Wherever a line in the data below holds "name", copy that line.

* [Provided entries]:

## START

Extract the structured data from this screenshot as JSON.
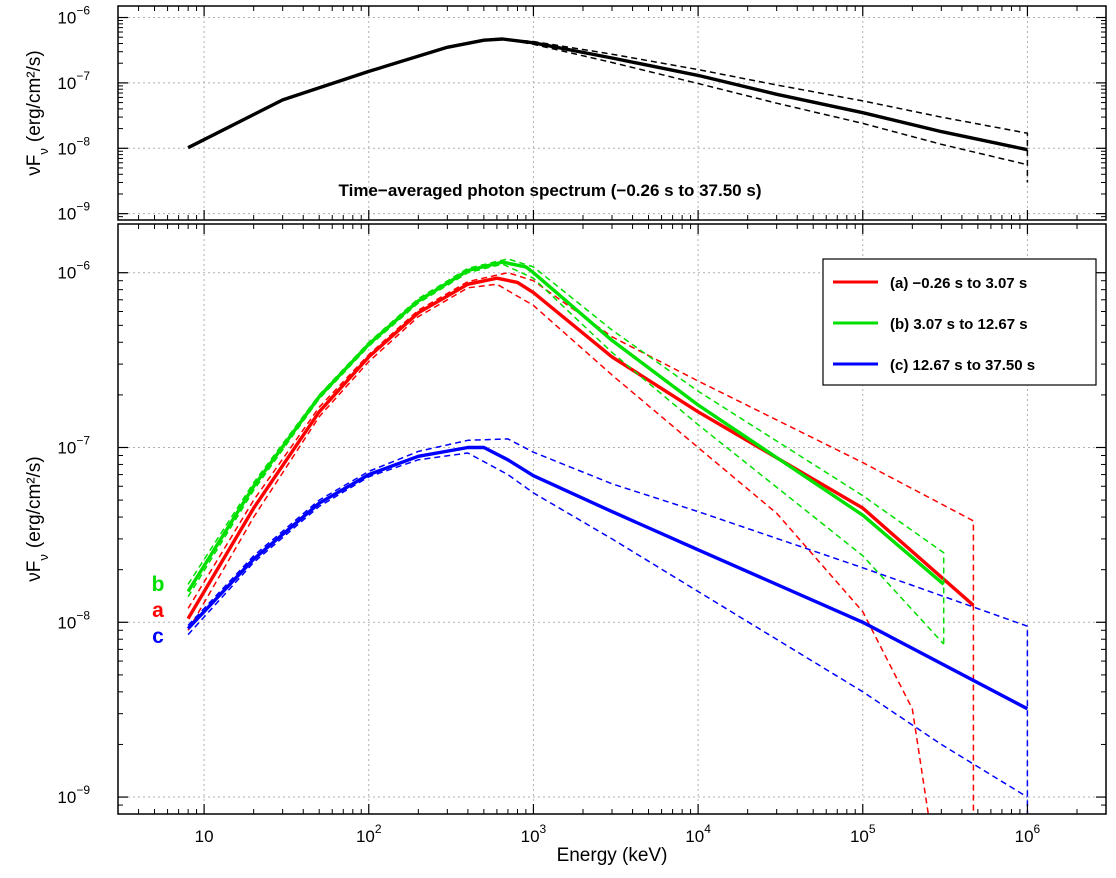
{
  "chart_data": [
    {
      "type": "line",
      "panel": "top",
      "x_scale": "log",
      "y_scale": "log",
      "xlim": [
        3,
        3000000
      ],
      "ylim": [
        8e-10,
        1.5e-06
      ],
      "ylabel": "νF",
      "ylabel_sub": "ν",
      "ylabel_unit": "(erg/cm²/s)",
      "annotation": "Time−averaged photon spectrum (−0.26 s to 37.50 s)",
      "yticks": [
        {
          "value": 1e-06,
          "label": "10",
          "exp": "−6"
        },
        {
          "value": 1e-07,
          "label": "10",
          "exp": "−7"
        },
        {
          "value": 1e-08,
          "label": "10",
          "exp": "−8"
        },
        {
          "value": 1e-09,
          "label": "10",
          "exp": "−9"
        }
      ],
      "grid": true,
      "series": [
        {
          "color": "#000000",
          "style": "solid",
          "points": [
            [
              8,
              1.02e-08
            ],
            [
              30,
              5.5e-08
            ],
            [
              100,
              1.5e-07
            ],
            [
              300,
              3.5e-07
            ],
            [
              500,
              4.5e-07
            ],
            [
              650,
              4.7e-07
            ],
            [
              1000,
              4.1e-07
            ],
            [
              3000,
              2.4e-07
            ],
            [
              10000,
              1.3e-07
            ],
            [
              30000,
              6.7e-08
            ],
            [
              100000,
              3.5e-08
            ],
            [
              300000,
              1.8e-08
            ],
            [
              1000000,
              9.5e-09
            ]
          ]
        },
        {
          "color": "#000000",
          "style": "dashed",
          "points": [
            [
              650,
              4.7e-07
            ],
            [
              1000,
              4.3e-07
            ],
            [
              3000,
              2.75e-07
            ],
            [
              10000,
              1.6e-07
            ],
            [
              30000,
              9.3e-08
            ],
            [
              100000,
              5.3e-08
            ],
            [
              300000,
              3e-08
            ],
            [
              1000000,
              1.7e-08
            ],
            [
              1000000,
              3e-09
            ]
          ]
        },
        {
          "color": "#000000",
          "style": "dashed",
          "points": [
            [
              650,
              4.7e-07
            ],
            [
              1000,
              3.9e-07
            ],
            [
              3000,
              2.05e-07
            ],
            [
              10000,
              9.8e-08
            ],
            [
              30000,
              4.9e-08
            ],
            [
              100000,
              2.4e-08
            ],
            [
              300000,
              1.15e-08
            ],
            [
              1000000,
              5.6e-09
            ]
          ]
        }
      ]
    },
    {
      "type": "line",
      "panel": "bottom",
      "x_scale": "log",
      "y_scale": "log",
      "xlim": [
        3,
        3000000
      ],
      "ylim": [
        8e-10,
        1.9e-06
      ],
      "xlabel": "Energy (keV)",
      "ylabel": "νF",
      "ylabel_sub": "ν",
      "ylabel_unit": "(erg/cm²/s)",
      "xticks": [
        {
          "value": 10,
          "label": "10",
          "exp": ""
        },
        {
          "value": 100,
          "label": "10",
          "exp": "2"
        },
        {
          "value": 1000,
          "label": "10",
          "exp": "3"
        },
        {
          "value": 10000,
          "label": "10",
          "exp": "4"
        },
        {
          "value": 100000,
          "label": "10",
          "exp": "5"
        },
        {
          "value": 1000000,
          "label": "10",
          "exp": "6"
        }
      ],
      "yticks": [
        {
          "value": 1e-06,
          "label": "10",
          "exp": "−6"
        },
        {
          "value": 1e-07,
          "label": "10",
          "exp": "−7"
        },
        {
          "value": 1e-08,
          "label": "10",
          "exp": "−8"
        },
        {
          "value": 1e-09,
          "label": "10",
          "exp": "−9"
        }
      ],
      "grid": true,
      "legend": {
        "placement": "top-right",
        "entries": [
          {
            "label": "(a) −0.26 s to 3.07 s",
            "color": "#ff0000"
          },
          {
            "label": "(b) 3.07 s to 12.67 s",
            "color": "#00e000"
          },
          {
            "label": "(c) 12.67 s to 37.50 s",
            "color": "#0000ff"
          }
        ]
      },
      "side_labels": [
        {
          "text": "b",
          "color": "#00e000"
        },
        {
          "text": "a",
          "color": "#ff0000"
        },
        {
          "text": "c",
          "color": "#0000ff"
        }
      ],
      "series": [
        {
          "name": "(a) −0.26 s to 3.07 s",
          "color": "#ff0000",
          "style": "solid",
          "points": [
            [
              8,
              1.05e-08
            ],
            [
              20,
              4.5e-08
            ],
            [
              50,
              1.6e-07
            ],
            [
              100,
              3.3e-07
            ],
            [
              200,
              5.9e-07
            ],
            [
              400,
              8.6e-07
            ],
            [
              600,
              9.3e-07
            ],
            [
              800,
              8.8e-07
            ],
            [
              1000,
              7.7e-07
            ],
            [
              3000,
              3.3e-07
            ],
            [
              10000,
              1.6e-07
            ],
            [
              100000,
              4.5e-08
            ],
            [
              470000,
              1.25e-08
            ]
          ]
        },
        {
          "color": "#ff0000",
          "style": "dashed",
          "points": [
            [
              8,
              1.2e-08
            ],
            [
              20,
              5e-08
            ],
            [
              50,
              1.7e-07
            ],
            [
              100,
              3.4e-07
            ],
            [
              200,
              6.1e-07
            ],
            [
              400,
              8.9e-07
            ],
            [
              700,
              1e-06
            ],
            [
              1000,
              9e-07
            ],
            [
              3000,
              4.3e-07
            ],
            [
              10000,
              2.4e-07
            ],
            [
              100000,
              8.2e-08
            ],
            [
              470000,
              3.8e-08
            ],
            [
              470000,
              2.6e-08
            ],
            [
              470000,
              8e-10
            ]
          ]
        },
        {
          "color": "#ff0000",
          "style": "dashed",
          "points": [
            [
              8,
              9e-09
            ],
            [
              20,
              4e-08
            ],
            [
              50,
              1.5e-07
            ],
            [
              100,
              3.1e-07
            ],
            [
              200,
              5.6e-07
            ],
            [
              400,
              8.2e-07
            ],
            [
              600,
              8.6e-07
            ],
            [
              1000,
              6.5e-07
            ],
            [
              3000,
              2.6e-07
            ],
            [
              10000,
              1e-07
            ],
            [
              30000,
              4.2e-08
            ],
            [
              100000,
              1.15e-08
            ],
            [
              200000,
              3.2e-09
            ],
            [
              250000,
              8e-10
            ]
          ]
        },
        {
          "name": "(b) 3.07 s to 12.67 s",
          "color": "#00e000",
          "style": "solid",
          "points": [
            [
              8,
              1.5e-08
            ],
            [
              20,
              6e-08
            ],
            [
              50,
              1.95e-07
            ],
            [
              100,
              3.9e-07
            ],
            [
              200,
              6.9e-07
            ],
            [
              400,
              1.03e-06
            ],
            [
              650,
              1.15e-06
            ],
            [
              900,
              1.08e-06
            ],
            [
              1000,
              1e-06
            ],
            [
              3000,
              4.1e-07
            ],
            [
              10000,
              1.75e-07
            ],
            [
              100000,
              4.1e-08
            ],
            [
              310000,
              1.65e-08
            ]
          ]
        },
        {
          "color": "#00e000",
          "style": "dashed",
          "points": [
            [
              8,
              1.65e-08
            ],
            [
              20,
              6.3e-08
            ],
            [
              50,
              2e-07
            ],
            [
              100,
              4e-07
            ],
            [
              200,
              7.1e-07
            ],
            [
              400,
              1.06e-06
            ],
            [
              700,
              1.2e-06
            ],
            [
              1000,
              1.08e-06
            ],
            [
              3000,
              4.7e-07
            ],
            [
              10000,
              2.1e-07
            ],
            [
              100000,
              5.3e-08
            ],
            [
              310000,
              2.5e-08
            ],
            [
              310000,
              7.5e-09
            ]
          ]
        },
        {
          "color": "#00e000",
          "style": "dashed",
          "points": [
            [
              8,
              1.4e-08
            ],
            [
              20,
              5.7e-08
            ],
            [
              50,
              1.9e-07
            ],
            [
              100,
              3.8e-07
            ],
            [
              200,
              6.7e-07
            ],
            [
              400,
              1e-06
            ],
            [
              650,
              1.12e-06
            ],
            [
              1000,
              9.3e-07
            ],
            [
              3000,
              3.5e-07
            ],
            [
              10000,
              1.35e-07
            ],
            [
              100000,
              2.4e-08
            ],
            [
              310000,
              7.5e-09
            ]
          ]
        },
        {
          "name": "(c) 12.67 s to 37.50 s",
          "color": "#0000ff",
          "style": "solid",
          "points": [
            [
              8,
              9.2e-09
            ],
            [
              20,
              2.3e-08
            ],
            [
              50,
              4.8e-08
            ],
            [
              100,
              7e-08
            ],
            [
              200,
              8.9e-08
            ],
            [
              400,
              1e-07
            ],
            [
              500,
              1e-07
            ],
            [
              700,
              8.5e-08
            ],
            [
              1000,
              6.9e-08
            ],
            [
              3000,
              4.3e-08
            ],
            [
              10000,
              2.6e-08
            ],
            [
              100000,
              1e-08
            ],
            [
              1000000,
              3.2e-09
            ]
          ]
        },
        {
          "color": "#0000ff",
          "style": "dashed",
          "points": [
            [
              8,
              9.6e-09
            ],
            [
              20,
              2.4e-08
            ],
            [
              50,
              5e-08
            ],
            [
              100,
              7.3e-08
            ],
            [
              200,
              9.5e-08
            ],
            [
              400,
              1.1e-07
            ],
            [
              700,
              1.12e-07
            ],
            [
              1000,
              9.4e-08
            ],
            [
              3000,
              6.2e-08
            ],
            [
              10000,
              4.3e-08
            ],
            [
              100000,
              2.05e-08
            ],
            [
              1000000,
              9.5e-09
            ],
            [
              1000000,
              6e-09
            ],
            [
              1000000,
              8e-10
            ]
          ]
        },
        {
          "color": "#0000ff",
          "style": "dashed",
          "points": [
            [
              8,
              8.5e-09
            ],
            [
              20,
              2.2e-08
            ],
            [
              50,
              4.6e-08
            ],
            [
              100,
              6.8e-08
            ],
            [
              200,
              8.5e-08
            ],
            [
              400,
              9.3e-08
            ],
            [
              700,
              7e-08
            ],
            [
              1000,
              5.5e-08
            ],
            [
              3000,
              3e-08
            ],
            [
              10000,
              1.5e-08
            ],
            [
              100000,
              4e-09
            ],
            [
              300000,
              2e-09
            ],
            [
              1000000,
              1e-09
            ]
          ]
        }
      ]
    }
  ]
}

## END

* [Exercise response]:
          "name": "(a) −0.26 s to 3.07 s",
          "name": "(b) 3.07 s to 12.67 s",
          "name": "(c) 12.67 s to 37.50 s",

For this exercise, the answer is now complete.